**READING TEXT:**
>>>>>
Saturday, September 22, 2012

Grand Canyon (Arizona Trip -- August 2008, Day Three)


DAY THREE:  Sunday, 17 August 2008
Day’s Starting Pedometer Mileage:  813.


Remember the “Tick” cartoon that started with the alarm going off?  That what I was thinking when I woke up half-an-hour before my alarm went off.  I woke up at 4 am, by the way.  Quickly getting ready, I was on the road by 4.30, with the idea I could see the sunrise over the Grand Canyon.  I took Route 89 north past where Sunset Volcano was, and in the open road I hadn’t seen before.  A full moon helped with my visibility, but I still kept an eye out for critters.  It was about an hour to reach Cameron, where I turned west on to Route 64.  While the sun wasn’t up yet, the light was peeking over the mountains.  On one side was a dark blue sky with the moon lighting up the clouds, and on the other a sea of orange.  It was beautiful.

I passed a huge mountain on one side and a gorge (the Little Colorado Gorge).  I snapped what pictures I could, but I had to keep an eye on the road, for what little traffic there was, and press towards my target (and I still had twenty-some miles to go).  I always passed a few road-side stands where the Natives would sell their craft items.  Obviously, there was no one there this early in the morning.  I had limited space in my luggage, so I couldn’t buy a lot of things.



Money really wasn’t an object this trip, and I know it’ll take me a year or two to pay this off completely.  I was determined to have fun!  The entrance fee to the Grand Canyon was $25 per car (for a seven-day period, mind you).  That’s a steal for a car-load of people, even if you’re just going for the day.  For me, it was going to be a dent in my budget.  Strange how things work out.

Getting up at 4 am paid off, as the checkpoint gate-house was closed, but the gate was open.  A sign posted said “This station is closed.  Drive on in, and enjoy your stay.”  Don’t worry, I will!  Early bird does get the worm!  Now I have no problem paying to support my national parks, but if I don’t have to spend money on something, I am there!  A short distance later, I came to my first stop, which I had been planning to be my main target.

The area was called Desert View, and it was the eastern-most look-out point of the park.  There’s a watchtower which was built in the 1930s, and overlooks the eastern edge of the Canyon.  The sun was just up by then, and it made shadows on the walls.  It was majestic.  One thing I had always wanted to do, and I drank it in.  The Watchtower, which I wanted to go inside and get to the top of, wouldn’t open for another two hours at 8 am, so I decided I would stop here again on the way out.  There was maybe a half-dozen people around, and that increased my enjoyment of the whole experience.  No crowd noise of the tourists, just “oohs” and “aahs” of people who appreciated the beauty of the wonder before them.



After soaking in the energy from here, and letting the pyramid draw in a bit, I headed westward, and pretty much stopped at each pull-off point I found.  They were sparsely populated as well, a few people here and there, and that was great.  One place I stopped off was called Moran Point.  The name was special to me because the real name of my character Super Tiger is Tom Moran.  (Super Tiger was the first character I created back in 1975.  He still gets written about now and then, and had a quite a bit written about him within the last year or two.  Just an FYI there.)  There was no one at this locale, so I took some time to mediate with the pyramid.  There was a lot of good energy I was able to get from the Canyon in general, but much more from that point in particular.
<<<<<
**STORED DATA:**
>>>>>
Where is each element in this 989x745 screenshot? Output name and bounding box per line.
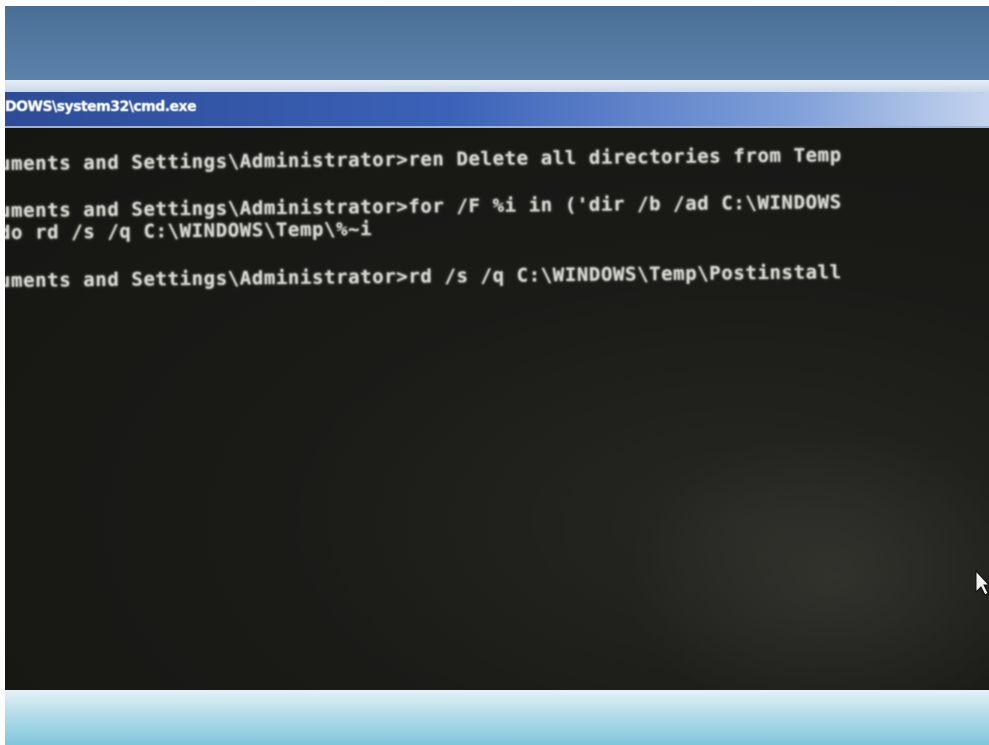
console-line: uments and Settings\Administrator>ren De… (5, 144, 842, 175)
monitor-photo: DOWS\system32\cmd.exe uments and Setting… (5, 6, 989, 745)
window-title: DOWS\system32\cmd.exe (5, 99, 197, 115)
taskbar-area (5, 690, 989, 745)
title-bar[interactable]: DOWS\system32\cmd.exe (5, 92, 989, 128)
console-line: do rd /s /q C:\WINDOWS\Temp\%~i (5, 218, 373, 244)
desktop-background (5, 6, 989, 80)
window-frame (5, 80, 989, 92)
console-area[interactable]: uments and Settings\Administrator>ren De… (5, 128, 989, 690)
mouse-pointer-icon (975, 570, 989, 596)
console-line: uments and Settings\Administrator>for /F… (5, 191, 842, 222)
screen-glare (625, 428, 989, 690)
console-line: uments and Settings\Administrator>rd /s … (5, 261, 842, 292)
<<<<<
**REQUIRED ACTIONS:**
A: In the Grand Canyon diary, why did the writer plan to stop at Desert View a second time on the way out? Answer in one to three sentences.
B: Please answer these questions on the Grand Canyon diary:
(i) At what time did the writer wake up?
(ii) In which place did the writer turn west onto Route 64?
(iii) In what decade was the watchtower at Desert View built?
C: Rewrite the paragraph of the Grand Canyon diary that begins "Getting up at 4 am paid off" as a short list that keeps its main facts.

**WRITTEN RESPONSES:**
A: The writer wanted to go inside the Watchtower and climb to the top, but it would not open for another two hours, at 8 am. So the writer decided to stop there again on the way out.

B:
(i) 4 am
(ii) Cameron
(iii) The 1930s

C:
- Getting up at 4 am paid off: the checkpoint gate-house was closed, but the gate was open.
- A posted sign said the station was closed and told visitors to drive on in and enjoy their stay.
- The writer has no problem paying to support national parks but is glad to avoid spending money when possible.
- A short distance later, the writer reached the first stop, which had been planned as the main target.